Answer with a single number: how many lines in the listing below include "OPEN"?
Begin Given information
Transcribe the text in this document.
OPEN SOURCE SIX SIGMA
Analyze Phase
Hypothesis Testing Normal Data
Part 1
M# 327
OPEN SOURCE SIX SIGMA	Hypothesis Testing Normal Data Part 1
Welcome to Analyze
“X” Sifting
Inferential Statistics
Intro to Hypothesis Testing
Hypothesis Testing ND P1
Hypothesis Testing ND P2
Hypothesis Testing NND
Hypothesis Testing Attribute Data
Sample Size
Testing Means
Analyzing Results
End Given information
-- The solution --
2